**PROBLEM TO SOLVE:** Write out the entire listing below exactly as it appears, minus any pictures.

[Stored items from a collection]
>>>>>

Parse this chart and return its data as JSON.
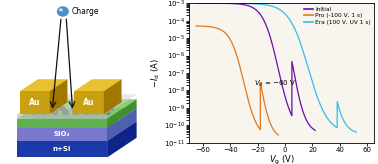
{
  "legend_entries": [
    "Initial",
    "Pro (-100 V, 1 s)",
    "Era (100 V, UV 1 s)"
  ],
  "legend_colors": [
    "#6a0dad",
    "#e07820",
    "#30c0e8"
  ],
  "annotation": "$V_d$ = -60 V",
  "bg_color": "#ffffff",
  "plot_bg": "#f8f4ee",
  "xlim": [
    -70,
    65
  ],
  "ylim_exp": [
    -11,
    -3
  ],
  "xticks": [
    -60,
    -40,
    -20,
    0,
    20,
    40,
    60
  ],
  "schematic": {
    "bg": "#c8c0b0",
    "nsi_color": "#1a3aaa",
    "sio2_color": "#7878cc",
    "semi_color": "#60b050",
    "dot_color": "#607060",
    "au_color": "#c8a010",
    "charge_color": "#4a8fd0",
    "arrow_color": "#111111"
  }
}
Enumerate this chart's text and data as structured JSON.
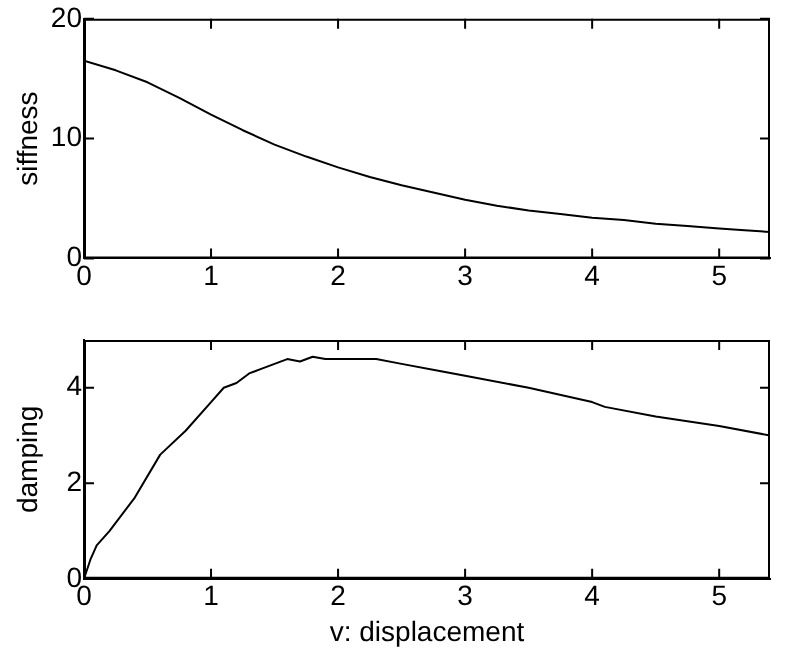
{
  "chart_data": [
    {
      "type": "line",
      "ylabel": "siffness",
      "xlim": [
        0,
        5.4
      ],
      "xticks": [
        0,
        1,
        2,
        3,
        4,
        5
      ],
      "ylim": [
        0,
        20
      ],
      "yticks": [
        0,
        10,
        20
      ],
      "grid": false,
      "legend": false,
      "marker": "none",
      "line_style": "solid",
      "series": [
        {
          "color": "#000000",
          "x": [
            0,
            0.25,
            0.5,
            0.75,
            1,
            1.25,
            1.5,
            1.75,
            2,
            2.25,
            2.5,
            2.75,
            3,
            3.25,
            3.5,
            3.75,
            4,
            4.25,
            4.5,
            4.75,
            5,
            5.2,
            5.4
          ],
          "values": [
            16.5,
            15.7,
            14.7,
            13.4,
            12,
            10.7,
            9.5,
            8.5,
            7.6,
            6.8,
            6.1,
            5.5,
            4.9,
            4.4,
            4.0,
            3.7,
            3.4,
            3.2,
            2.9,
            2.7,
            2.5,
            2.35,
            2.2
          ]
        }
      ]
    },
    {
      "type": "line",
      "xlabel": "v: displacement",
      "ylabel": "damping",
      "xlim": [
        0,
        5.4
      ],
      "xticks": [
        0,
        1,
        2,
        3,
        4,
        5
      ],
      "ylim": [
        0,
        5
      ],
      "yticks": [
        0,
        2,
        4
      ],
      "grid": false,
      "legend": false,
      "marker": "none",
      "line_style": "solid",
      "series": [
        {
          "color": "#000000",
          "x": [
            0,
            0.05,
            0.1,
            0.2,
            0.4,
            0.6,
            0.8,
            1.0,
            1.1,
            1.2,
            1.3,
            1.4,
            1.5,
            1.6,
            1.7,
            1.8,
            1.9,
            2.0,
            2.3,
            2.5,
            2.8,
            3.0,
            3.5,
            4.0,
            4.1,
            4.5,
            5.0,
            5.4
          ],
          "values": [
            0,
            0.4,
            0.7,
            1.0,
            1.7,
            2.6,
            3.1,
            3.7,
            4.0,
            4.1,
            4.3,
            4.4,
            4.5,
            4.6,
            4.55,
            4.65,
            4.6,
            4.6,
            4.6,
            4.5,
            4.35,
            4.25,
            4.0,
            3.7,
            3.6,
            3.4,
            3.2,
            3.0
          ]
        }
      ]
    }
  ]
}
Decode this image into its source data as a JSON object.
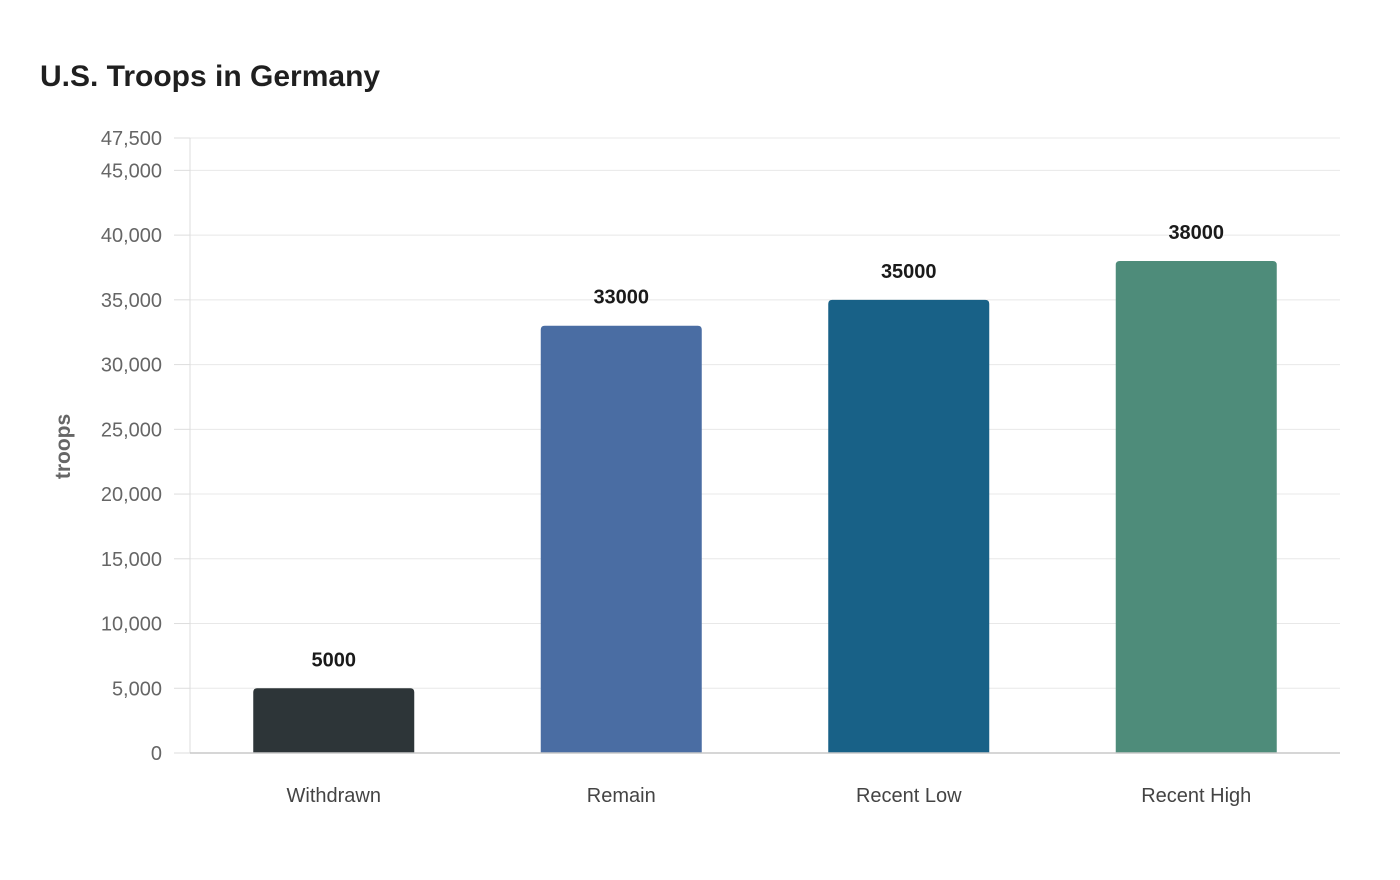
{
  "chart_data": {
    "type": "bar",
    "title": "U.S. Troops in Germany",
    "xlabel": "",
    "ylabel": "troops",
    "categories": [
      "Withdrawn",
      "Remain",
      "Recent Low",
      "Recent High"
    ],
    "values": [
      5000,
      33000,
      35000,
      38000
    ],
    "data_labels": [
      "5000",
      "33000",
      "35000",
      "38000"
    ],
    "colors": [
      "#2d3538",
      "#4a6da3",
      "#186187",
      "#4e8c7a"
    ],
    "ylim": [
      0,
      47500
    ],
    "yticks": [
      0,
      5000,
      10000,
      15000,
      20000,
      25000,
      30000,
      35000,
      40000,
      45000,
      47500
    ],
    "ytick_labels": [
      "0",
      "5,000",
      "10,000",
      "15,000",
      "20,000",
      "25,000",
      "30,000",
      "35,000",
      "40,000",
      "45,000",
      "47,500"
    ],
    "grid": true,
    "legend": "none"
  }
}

<<<<<

**RESULT BELOW:**
Parse this chart and return its data as JSON.
{
  "legend_entries": [
    "Initial",
    "Pro (-100 V, 1 s)",
    "Era (100 V, UV 1 s)"
  ],
  "legend_colors": [
    "#6a0dad",
    "#e07820",
    "#30c0e8"
  ],
  "annotation": "$V_d$ = -60 V",
  "bg_color": "#ffffff",
  "plot_bg": "#f8f4ee",
  "xlim": [
    -70,
    65
  ],
  "ylim_exp": [
    -11,
    -3
  ],
  "xticks": [
    -60,
    -40,
    -20,
    0,
    20,
    40,
    60
  ],
  "schematic": {
    "bg": "#c8c0b0",
    "nsi_color": "#1a3aaa",
    "sio2_color": "#7878cc",
    "semi_color": "#60b050",
    "dot_color": "#607060",
    "au_color": "#c8a010",
    "charge_color": "#4a8fd0",
    "arrow_color": "#111111"
  }
}
Enumerate this chart's text and data as structured JSON.
{
  "chart_data": [
    {
      "type": "line",
      "ylabel": "siffness",
      "xlim": [
        0,
        5.4
      ],
      "xticks": [
        0,
        1,
        2,
        3,
        4,
        5
      ],
      "ylim": [
        0,
        20
      ],
      "yticks": [
        0,
        10,
        20
      ],
      "grid": false,
      "legend": false,
      "marker": "none",
      "line_style": "solid",
      "series": [
        {
          "color": "#000000",
          "x": [
            0,
            0.25,
            0.5,
            0.75,
            1,
            1.25,
            1.5,
            1.75,
            2,
            2.25,
            2.5,
            2.75,
            3,
            3.25,
            3.5,
            3.75,
            4,
            4.25,
            4.5,
            4.75,
            5,
            5.2,
            5.4
          ],
          "values": [
            16.5,
            15.7,
            14.7,
            13.4,
            12,
            10.7,
            9.5,
            8.5,
            7.6,
            6.8,
            6.1,
            5.5,
            4.9,
            4.4,
            4.0,
            3.7,
            3.4,
            3.2,
            2.9,
            2.7,
            2.5,
            2.35,
            2.2
          ]
        }
      ]
    },
    {
      "type": "line",
      "xlabel": "v: displacement",
      "ylabel": "damping",
      "xlim": [
        0,
        5.4
      ],
      "xticks": [
        0,
        1,
        2,
        3,
        4,
        5
      ],
      "ylim": [
        0,
        5
      ],
      "yticks": [
        0,
        2,
        4
      ],
      "grid": false,
      "legend": false,
      "marker": "none",
      "line_style": "solid",
      "series": [
        {
          "color": "#000000",
          "x": [
            0,
            0.05,
            0.1,
            0.2,
            0.4,
            0.6,
            0.8,
            1.0,
            1.1,
            1.2,
            1.3,
            1.4,
            1.5,
            1.6,
            1.7,
            1.8,
            1.9,
            2.0,
            2.3,
            2.5,
            2.8,
            3.0,
            3.5,
            4.0,
            4.1,
            4.5,
            5.0,
            5.4
          ],
          "values": [
            0,
            0.4,
            0.7,
            1.0,
            1.7,
            2.6,
            3.1,
            3.7,
            4.0,
            4.1,
            4.3,
            4.4,
            4.5,
            4.6,
            4.55,
            4.65,
            4.6,
            4.6,
            4.6,
            4.5,
            4.35,
            4.25,
            4.0,
            3.7,
            3.6,
            3.4,
            3.2,
            3.0
          ]
        }
      ]
    }
  ]
}
Decode this image into its source data as a JSON object.
{
  "chart_data": {
    "type": "bar",
    "title": "U.S. Troops in Germany",
    "xlabel": "",
    "ylabel": "troops",
    "categories": [
      "Withdrawn",
      "Remain",
      "Recent Low",
      "Recent High"
    ],
    "values": [
      5000,
      33000,
      35000,
      38000
    ],
    "data_labels": [
      "5000",
      "33000",
      "35000",
      "38000"
    ],
    "colors": [
      "#2d3538",
      "#4a6da3",
      "#186187",
      "#4e8c7a"
    ],
    "ylim": [
      0,
      47500
    ],
    "yticks": [
      0,
      5000,
      10000,
      15000,
      20000,
      25000,
      30000,
      35000,
      40000,
      45000,
      47500
    ],
    "ytick_labels": [
      "0",
      "5,000",
      "10,000",
      "15,000",
      "20,000",
      "25,000",
      "30,000",
      "35,000",
      "40,000",
      "45,000",
      "47,500"
    ],
    "grid": true,
    "legend": "none"
  }
}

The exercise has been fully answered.